EXERCISE
Each entry in the listing below should be restated word for word.

■ ■ ■ ■ ■ ■ ■

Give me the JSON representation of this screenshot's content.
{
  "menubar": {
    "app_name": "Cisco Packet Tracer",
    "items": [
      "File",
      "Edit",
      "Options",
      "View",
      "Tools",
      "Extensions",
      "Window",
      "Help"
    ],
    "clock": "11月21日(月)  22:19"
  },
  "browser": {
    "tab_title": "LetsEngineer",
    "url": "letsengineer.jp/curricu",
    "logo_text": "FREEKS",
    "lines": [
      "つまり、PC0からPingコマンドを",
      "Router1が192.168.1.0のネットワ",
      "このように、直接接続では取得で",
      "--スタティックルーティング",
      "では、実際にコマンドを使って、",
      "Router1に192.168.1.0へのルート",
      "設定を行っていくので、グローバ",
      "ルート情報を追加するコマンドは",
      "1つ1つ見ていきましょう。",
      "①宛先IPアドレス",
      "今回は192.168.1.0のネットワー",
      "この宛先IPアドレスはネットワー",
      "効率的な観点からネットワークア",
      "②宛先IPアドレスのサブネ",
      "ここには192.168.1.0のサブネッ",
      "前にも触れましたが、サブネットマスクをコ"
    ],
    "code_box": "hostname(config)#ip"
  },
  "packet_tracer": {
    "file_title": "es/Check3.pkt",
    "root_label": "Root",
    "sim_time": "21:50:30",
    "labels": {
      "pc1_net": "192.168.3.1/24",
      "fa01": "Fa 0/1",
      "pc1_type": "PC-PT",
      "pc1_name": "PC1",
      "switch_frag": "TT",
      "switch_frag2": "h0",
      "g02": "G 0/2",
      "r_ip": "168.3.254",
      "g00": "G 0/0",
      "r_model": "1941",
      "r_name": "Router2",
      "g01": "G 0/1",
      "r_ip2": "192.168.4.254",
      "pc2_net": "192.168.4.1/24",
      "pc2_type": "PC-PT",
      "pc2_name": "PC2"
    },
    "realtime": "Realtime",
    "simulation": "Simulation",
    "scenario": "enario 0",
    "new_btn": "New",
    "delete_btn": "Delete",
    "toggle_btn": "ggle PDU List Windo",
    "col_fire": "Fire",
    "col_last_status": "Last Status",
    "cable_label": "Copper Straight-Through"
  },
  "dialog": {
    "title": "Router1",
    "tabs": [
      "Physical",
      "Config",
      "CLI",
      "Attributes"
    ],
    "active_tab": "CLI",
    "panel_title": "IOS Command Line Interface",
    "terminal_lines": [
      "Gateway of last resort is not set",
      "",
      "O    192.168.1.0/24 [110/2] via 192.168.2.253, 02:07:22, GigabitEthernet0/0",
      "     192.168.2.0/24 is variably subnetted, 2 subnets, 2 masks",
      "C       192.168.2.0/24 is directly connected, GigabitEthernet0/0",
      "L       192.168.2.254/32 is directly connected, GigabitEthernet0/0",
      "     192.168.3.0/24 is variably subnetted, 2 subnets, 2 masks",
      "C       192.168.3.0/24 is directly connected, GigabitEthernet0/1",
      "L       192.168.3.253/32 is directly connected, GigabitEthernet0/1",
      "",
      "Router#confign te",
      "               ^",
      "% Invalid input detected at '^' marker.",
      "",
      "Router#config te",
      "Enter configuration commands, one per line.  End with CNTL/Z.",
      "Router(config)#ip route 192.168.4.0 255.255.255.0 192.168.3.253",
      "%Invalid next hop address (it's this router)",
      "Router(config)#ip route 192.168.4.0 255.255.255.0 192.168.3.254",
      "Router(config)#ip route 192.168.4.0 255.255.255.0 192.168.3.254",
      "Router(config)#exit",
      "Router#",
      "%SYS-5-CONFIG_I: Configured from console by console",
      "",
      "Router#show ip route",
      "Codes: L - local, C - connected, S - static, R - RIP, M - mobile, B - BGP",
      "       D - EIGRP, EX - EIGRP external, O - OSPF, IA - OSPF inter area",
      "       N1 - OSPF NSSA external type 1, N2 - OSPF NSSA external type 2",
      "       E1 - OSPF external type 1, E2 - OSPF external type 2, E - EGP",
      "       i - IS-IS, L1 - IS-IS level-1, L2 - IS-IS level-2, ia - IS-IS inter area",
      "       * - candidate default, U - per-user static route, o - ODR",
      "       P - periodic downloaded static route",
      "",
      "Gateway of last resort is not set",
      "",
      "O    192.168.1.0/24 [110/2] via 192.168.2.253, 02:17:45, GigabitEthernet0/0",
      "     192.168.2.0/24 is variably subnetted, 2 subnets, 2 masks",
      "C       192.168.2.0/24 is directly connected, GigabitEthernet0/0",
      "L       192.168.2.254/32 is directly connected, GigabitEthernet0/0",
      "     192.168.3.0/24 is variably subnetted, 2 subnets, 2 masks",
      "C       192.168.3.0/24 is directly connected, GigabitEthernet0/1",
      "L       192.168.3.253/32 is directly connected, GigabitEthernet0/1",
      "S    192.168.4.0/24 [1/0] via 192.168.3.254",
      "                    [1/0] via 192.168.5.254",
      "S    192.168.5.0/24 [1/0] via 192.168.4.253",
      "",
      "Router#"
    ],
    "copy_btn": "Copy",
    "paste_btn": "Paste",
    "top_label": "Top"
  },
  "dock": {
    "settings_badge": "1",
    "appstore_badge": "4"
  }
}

■ ■ ■ ■ ■ ■ ■

CORRECT OUTPUT
Give me the JSON representation of this screenshot's content.
{
  "menubar": {
    "app_name": "Cisco Packet Tracer",
    "items": [
      "File",
      "Edit",
      "Options",
      "View",
      "Tools",
      "Extensions",
      "Window",
      "Help"
    ],
    "clock": "11月21日(月)  22:19"
  },
  "browser": {
    "tab_title": "LetsEngineer",
    "url": "letsengineer.jp/curricu",
    "logo_text": "FREEKS",
    "lines": [
      "つまり、PC0からPingコマンドを",
      "Router1が192.168.1.0のネットワ",
      "このように、直接接続では取得で",
      "--スタティックルーティング",
      "では、実際にコマンドを使って、",
      "Router1に192.168.1.0へのルート",
      "設定を行っていくので、グローバ",
      "ルート情報を追加するコマンドは",
      "1つ1つ見ていきましょう。",
      "①宛先IPアドレス",
      "今回は192.168.1.0のネットワー",
      "この宛先IPアドレスはネットワー",
      "効率的な観点からネットワークア",
      "②宛先IPアドレスのサブネ",
      "ここには192.168.1.0のサブネッ",
      "前にも触れましたが、サブネットマスクをコ"
    ],
    "code_box": "hostname(config)#ip"
  },
  "packet_tracer": {
    "file_title": "es/Check3.pkt",
    "root_label": "Root",
    "sim_time": "21:50:30",
    "labels": {
      "pc1_net": "192.168.3.1/24",
      "fa01": "Fa 0/1",
      "pc1_type": "PC-PT",
      "pc1_name": "PC1",
      "switch_frag": "TT",
      "switch_frag2": "h0",
      "g02": "G 0/2",
      "r_ip": "168.3.254",
      "g00": "G 0/0",
      "r_model": "1941",
      "r_name": "Router2",
      "g01": "G 0/1",
      "r_ip2": "192.168.4.254",
      "pc2_net": "192.168.4.1/24",
      "pc2_type": "PC-PT",
      "pc2_name": "PC2"
    },
    "realtime": "Realtime",
    "simulation": "Simulation",
    "scenario": "enario 0",
    "new_btn": "New",
    "delete_btn": "Delete",
    "toggle_btn": "ggle PDU List Windo",
    "col_fire": "Fire",
    "col_last_status": "Last Status",
    "cable_label": "Copper Straight-Through"
  },
  "dialog": {
    "title": "Router1",
    "tabs": [
      "Physical",
      "Config",
      "CLI",
      "Attributes"
    ],
    "active_tab": "CLI",
    "panel_title": "IOS Command Line Interface",
    "terminal_lines": [
      "Gateway of last resort is not set",
      "",
      "O    192.168.1.0/24 [110/2] via 192.168.2.253, 02:07:22, GigabitEthernet0/0",
      "     192.168.2.0/24 is variably subnetted, 2 subnets, 2 masks",
      "C       192.168.2.0/24 is directly connected, GigabitEthernet0/0",
      "L       192.168.2.254/32 is directly connected, GigabitEthernet0/0",
      "     192.168.3.0/24 is variably subnetted, 2 subnets, 2 masks",
      "C       192.168.3.0/24 is directly connected, GigabitEthernet0/1",
      "L       192.168.3.253/32 is directly connected, GigabitEthernet0/1",
      "",
      "Router#confign te",
      "               ^",
      "% Invalid input detected at '^' marker.",
      "",
      "Router#config te",
      "Enter configuration commands, one per line.  End with CNTL/Z.",
      "Router(config)#ip route 192.168.4.0 255.255.255.0 192.168.3.253",
      "%Invalid next hop address (it's this router)",
      "Router(config)#ip route 192.168.4.0 255.255.255.0 192.168.3.254",
      "Router(config)#ip route 192.168.4.0 255.255.255.0 192.168.3.254",
      "Router(config)#exit",
      "Router#",
      "%SYS-5-CONFIG_I: Configured from console by console",
      "",
      "Router#show ip route",
      "Codes: L - local, C - connected, S - static, R - RIP, M - mobile, B - BGP",
      "       D - EIGRP, EX - EIGRP external, O - OSPF, IA - OSPF inter area",
      "       N1 - OSPF NSSA external type 1, N2 - OSPF NSSA external type 2",
      "       E1 - OSPF external type 1, E2 - OSPF external type 2, E - EGP",
      "       i - IS-IS, L1 - IS-IS level-1, L2 - IS-IS level-2, ia - IS-IS inter area",
      "       * - candidate default, U - per-user static route, o - ODR",
      "       P - periodic downloaded static route",
      "",
      "Gateway of last resort is not set",
      "",
      "O    192.168.1.0/24 [110/2] via 192.168.2.253, 02:17:45, GigabitEthernet0/0",
      "     192.168.2.0/24 is variably subnetted, 2 subnets, 2 masks",
      "C       192.168.2.0/24 is directly connected, GigabitEthernet0/0",
      "L       192.168.2.254/32 is directly connected, GigabitEthernet0/0",
      "     192.168.3.0/24 is variably subnetted, 2 subnets, 2 masks",
      "C       192.168.3.0/24 is directly connected, GigabitEthernet0/1",
      "L       192.168.3.253/32 is directly connected, GigabitEthernet0/1",
      "S    192.168.4.0/24 [1/0] via 192.168.3.254",
      "                    [1/0] via 192.168.5.254",
      "S    192.168.5.0/24 [1/0] via 192.168.4.253",
      "",
      "Router#"
    ],
    "copy_btn": "Copy",
    "paste_btn": "Paste",
    "top_label": "Top"
  },
  "dock": {
    "settings_badge": "1",
    "appstore_badge": "4"
  }
}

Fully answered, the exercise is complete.